Request:
Are you able to quote each entry exactly as written?

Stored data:
[BEGIN]
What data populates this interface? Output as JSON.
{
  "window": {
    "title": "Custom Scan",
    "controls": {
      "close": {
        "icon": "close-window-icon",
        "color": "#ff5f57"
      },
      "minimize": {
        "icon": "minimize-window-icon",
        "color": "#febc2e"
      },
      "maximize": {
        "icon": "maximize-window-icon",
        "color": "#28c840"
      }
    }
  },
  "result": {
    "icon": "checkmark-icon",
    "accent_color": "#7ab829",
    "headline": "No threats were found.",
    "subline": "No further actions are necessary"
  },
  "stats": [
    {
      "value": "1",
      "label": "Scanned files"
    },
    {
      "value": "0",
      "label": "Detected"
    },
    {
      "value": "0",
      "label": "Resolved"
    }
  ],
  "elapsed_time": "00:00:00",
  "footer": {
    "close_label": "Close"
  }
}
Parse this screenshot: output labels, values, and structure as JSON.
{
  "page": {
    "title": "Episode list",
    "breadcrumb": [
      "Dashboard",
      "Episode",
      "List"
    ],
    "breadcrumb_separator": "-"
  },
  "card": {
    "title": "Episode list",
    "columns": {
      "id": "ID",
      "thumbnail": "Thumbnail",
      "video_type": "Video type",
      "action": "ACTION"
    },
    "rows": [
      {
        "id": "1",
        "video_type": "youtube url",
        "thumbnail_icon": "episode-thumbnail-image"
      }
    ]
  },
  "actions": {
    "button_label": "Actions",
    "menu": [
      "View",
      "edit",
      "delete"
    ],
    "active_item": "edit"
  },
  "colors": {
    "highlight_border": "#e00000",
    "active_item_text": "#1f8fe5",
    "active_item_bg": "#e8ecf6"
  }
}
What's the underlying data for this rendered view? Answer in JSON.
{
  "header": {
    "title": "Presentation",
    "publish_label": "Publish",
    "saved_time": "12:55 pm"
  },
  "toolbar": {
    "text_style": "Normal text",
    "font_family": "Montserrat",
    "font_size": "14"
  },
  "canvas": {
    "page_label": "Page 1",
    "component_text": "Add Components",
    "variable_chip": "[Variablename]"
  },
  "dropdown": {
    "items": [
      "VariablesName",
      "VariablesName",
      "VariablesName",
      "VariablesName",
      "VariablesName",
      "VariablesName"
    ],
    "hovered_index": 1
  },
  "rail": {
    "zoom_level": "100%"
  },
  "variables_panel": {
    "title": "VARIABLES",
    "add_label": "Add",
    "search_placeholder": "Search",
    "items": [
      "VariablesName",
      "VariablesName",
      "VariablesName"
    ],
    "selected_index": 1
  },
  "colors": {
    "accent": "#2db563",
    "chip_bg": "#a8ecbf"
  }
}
[END]
Result for this exercise:
What data populates this interface? Output as JSON.
{
  "window": {
    "title": "Custom Scan",
    "controls": {
      "close": {
        "icon": "close-window-icon",
        "color": "#ff5f57"
      },
      "minimize": {
        "icon": "minimize-window-icon",
        "color": "#febc2e"
      },
      "maximize": {
        "icon": "maximize-window-icon",
        "color": "#28c840"
      }
    }
  },
  "result": {
    "icon": "checkmark-icon",
    "accent_color": "#7ab829",
    "headline": "No threats were found.",
    "subline": "No further actions are necessary"
  },
  "stats": [
    {
      "value": "1",
      "label": "Scanned files"
    },
    {
      "value": "0",
      "label": "Detected"
    },
    {
      "value": "0",
      "label": "Resolved"
    }
  ],
  "elapsed_time": "00:00:00",
  "footer": {
    "close_label": "Close"
  }
}
Parse this screenshot: output labels, values, and structure as JSON.
{
  "page": {
    "title": "Episode list",
    "breadcrumb": [
      "Dashboard",
      "Episode",
      "List"
    ],
    "breadcrumb_separator": "-"
  },
  "card": {
    "title": "Episode list",
    "columns": {
      "id": "ID",
      "thumbnail": "Thumbnail",
      "video_type": "Video type",
      "action": "ACTION"
    },
    "rows": [
      {
        "id": "1",
        "video_type": "youtube url",
        "thumbnail_icon": "episode-thumbnail-image"
      }
    ]
  },
  "actions": {
    "button_label": "Actions",
    "menu": [
      "View",
      "edit",
      "delete"
    ],
    "active_item": "edit"
  },
  "colors": {
    "highlight_border": "#e00000",
    "active_item_text": "#1f8fe5",
    "active_item_bg": "#e8ecf6"
  }
}
What's the underlying data for this rendered view? Answer in JSON.
{
  "header": {
    "title": "Presentation",
    "publish_label": "Publish",
    "saved_time": "12:55 pm"
  },
  "toolbar": {
    "text_style": "Normal text",
    "font_family": "Montserrat",
    "font_size": "14"
  },
  "canvas": {
    "page_label": "Page 1",
    "component_text": "Add Components",
    "variable_chip": "[Variablename]"
  },
  "dropdown": {
    "items": [
      "VariablesName",
      "VariablesName",
      "VariablesName",
      "VariablesName",
      "VariablesName",
      "VariablesName"
    ],
    "hovered_index": 1
  },
  "rail": {
    "zoom_level": "100%"
  },
  "variables_panel": {
    "title": "VARIABLES",
    "add_label": "Add",
    "search_placeholder": "Search",
    "items": [
      "VariablesName",
      "VariablesName",
      "VariablesName"
    ],
    "selected_index": 1
  },
  "colors": {
    "accent": "#2db563",
    "chip_bg": "#a8ecbf"
  }
}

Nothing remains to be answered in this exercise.